* _Task objective_: Extract each line where the string "curve" shows up.

####################

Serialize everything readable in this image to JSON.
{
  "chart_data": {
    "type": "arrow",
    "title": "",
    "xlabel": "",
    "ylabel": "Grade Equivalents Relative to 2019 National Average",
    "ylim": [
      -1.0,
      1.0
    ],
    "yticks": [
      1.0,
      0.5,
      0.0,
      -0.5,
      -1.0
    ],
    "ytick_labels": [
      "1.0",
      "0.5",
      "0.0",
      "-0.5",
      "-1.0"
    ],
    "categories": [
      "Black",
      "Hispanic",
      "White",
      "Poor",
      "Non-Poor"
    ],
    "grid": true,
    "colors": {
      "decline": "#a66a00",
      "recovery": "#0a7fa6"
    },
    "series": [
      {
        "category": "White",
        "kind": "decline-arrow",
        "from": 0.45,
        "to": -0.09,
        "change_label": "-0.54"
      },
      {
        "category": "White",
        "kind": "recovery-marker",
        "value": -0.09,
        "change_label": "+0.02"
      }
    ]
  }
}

####################

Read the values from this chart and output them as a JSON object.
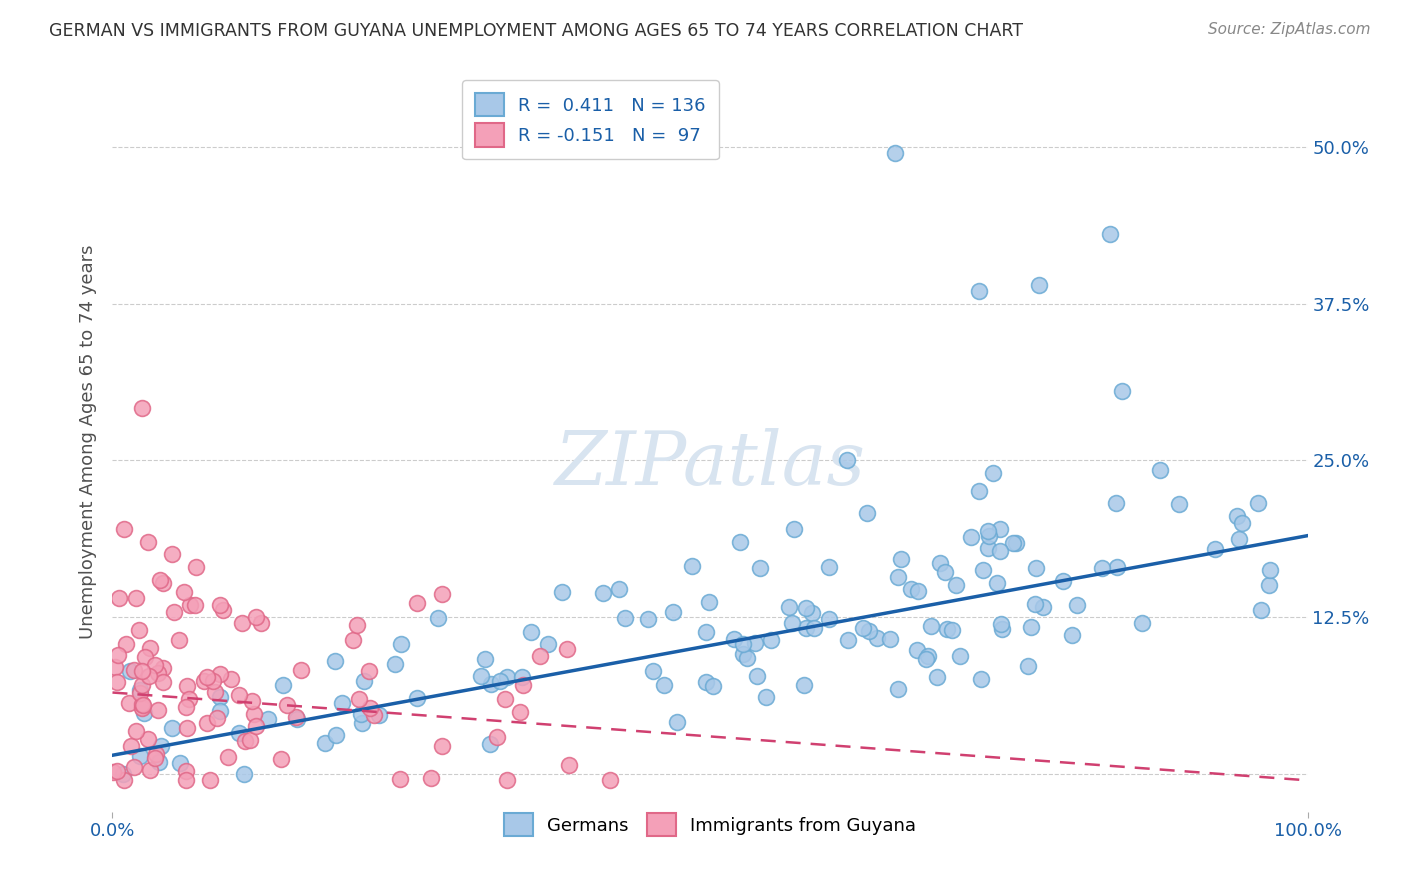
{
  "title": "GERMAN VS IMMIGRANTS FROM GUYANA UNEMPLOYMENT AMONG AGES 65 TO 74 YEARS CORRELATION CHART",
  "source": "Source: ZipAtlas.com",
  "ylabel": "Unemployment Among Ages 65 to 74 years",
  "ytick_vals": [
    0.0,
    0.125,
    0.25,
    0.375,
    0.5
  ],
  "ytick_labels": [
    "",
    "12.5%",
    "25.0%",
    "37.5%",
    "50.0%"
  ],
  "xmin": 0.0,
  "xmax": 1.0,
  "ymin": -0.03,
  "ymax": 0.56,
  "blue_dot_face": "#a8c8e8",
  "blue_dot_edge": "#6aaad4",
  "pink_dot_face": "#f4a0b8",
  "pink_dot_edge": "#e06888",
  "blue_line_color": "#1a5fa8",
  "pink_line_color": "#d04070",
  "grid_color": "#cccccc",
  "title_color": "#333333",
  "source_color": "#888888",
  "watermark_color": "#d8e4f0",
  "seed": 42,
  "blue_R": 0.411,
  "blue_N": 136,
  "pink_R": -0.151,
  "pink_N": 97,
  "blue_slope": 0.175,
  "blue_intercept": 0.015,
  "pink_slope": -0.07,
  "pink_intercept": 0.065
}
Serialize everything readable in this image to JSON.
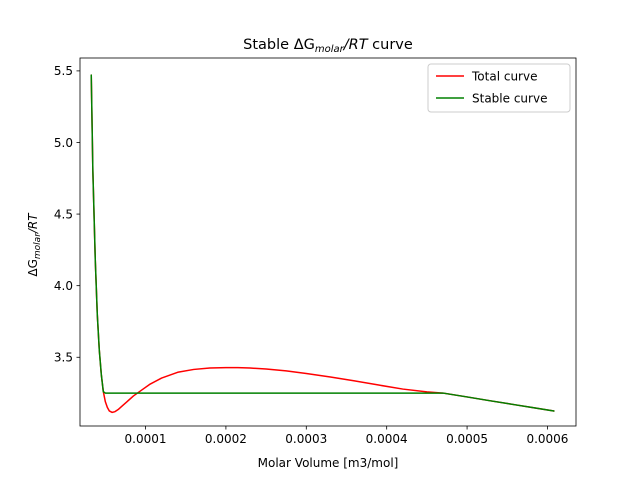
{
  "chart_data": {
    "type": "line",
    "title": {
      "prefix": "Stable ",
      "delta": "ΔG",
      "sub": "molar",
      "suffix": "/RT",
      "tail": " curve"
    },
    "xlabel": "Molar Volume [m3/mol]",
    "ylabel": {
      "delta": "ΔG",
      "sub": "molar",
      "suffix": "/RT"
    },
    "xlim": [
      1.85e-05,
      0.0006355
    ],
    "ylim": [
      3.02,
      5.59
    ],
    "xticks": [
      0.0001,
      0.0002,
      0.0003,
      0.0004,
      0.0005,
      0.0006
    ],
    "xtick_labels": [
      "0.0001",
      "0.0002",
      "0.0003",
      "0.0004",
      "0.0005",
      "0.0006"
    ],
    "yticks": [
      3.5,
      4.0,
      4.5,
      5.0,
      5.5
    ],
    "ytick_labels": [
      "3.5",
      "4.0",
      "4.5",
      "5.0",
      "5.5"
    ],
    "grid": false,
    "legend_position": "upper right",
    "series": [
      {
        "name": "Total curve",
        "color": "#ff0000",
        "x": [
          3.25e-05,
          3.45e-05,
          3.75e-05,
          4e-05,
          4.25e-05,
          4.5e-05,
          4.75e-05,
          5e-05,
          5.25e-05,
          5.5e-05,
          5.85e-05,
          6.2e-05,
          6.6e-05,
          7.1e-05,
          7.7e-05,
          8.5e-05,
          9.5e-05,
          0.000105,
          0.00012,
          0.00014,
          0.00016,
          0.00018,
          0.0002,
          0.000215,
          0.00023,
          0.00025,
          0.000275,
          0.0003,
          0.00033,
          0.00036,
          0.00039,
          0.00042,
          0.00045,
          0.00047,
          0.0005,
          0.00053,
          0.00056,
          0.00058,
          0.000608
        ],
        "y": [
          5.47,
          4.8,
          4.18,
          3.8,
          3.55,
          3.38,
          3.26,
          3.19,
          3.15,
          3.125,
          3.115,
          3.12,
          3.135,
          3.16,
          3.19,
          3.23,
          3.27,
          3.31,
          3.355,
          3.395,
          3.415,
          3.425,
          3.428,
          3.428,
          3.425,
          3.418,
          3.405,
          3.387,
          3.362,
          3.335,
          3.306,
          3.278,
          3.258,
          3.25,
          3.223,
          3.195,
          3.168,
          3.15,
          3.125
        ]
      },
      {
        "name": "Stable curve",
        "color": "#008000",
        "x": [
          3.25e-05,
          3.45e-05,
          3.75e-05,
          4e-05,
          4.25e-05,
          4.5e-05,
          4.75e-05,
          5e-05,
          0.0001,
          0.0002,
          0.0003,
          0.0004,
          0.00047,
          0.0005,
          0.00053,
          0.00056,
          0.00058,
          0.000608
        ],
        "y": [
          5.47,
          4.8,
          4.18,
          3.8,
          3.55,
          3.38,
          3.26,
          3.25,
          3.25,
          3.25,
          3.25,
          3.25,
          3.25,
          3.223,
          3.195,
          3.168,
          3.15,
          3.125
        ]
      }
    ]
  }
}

####################

* _Output for this exercise_:
      "tail": " curve"
        "name": "Total curve",
        "name": "Stable curve",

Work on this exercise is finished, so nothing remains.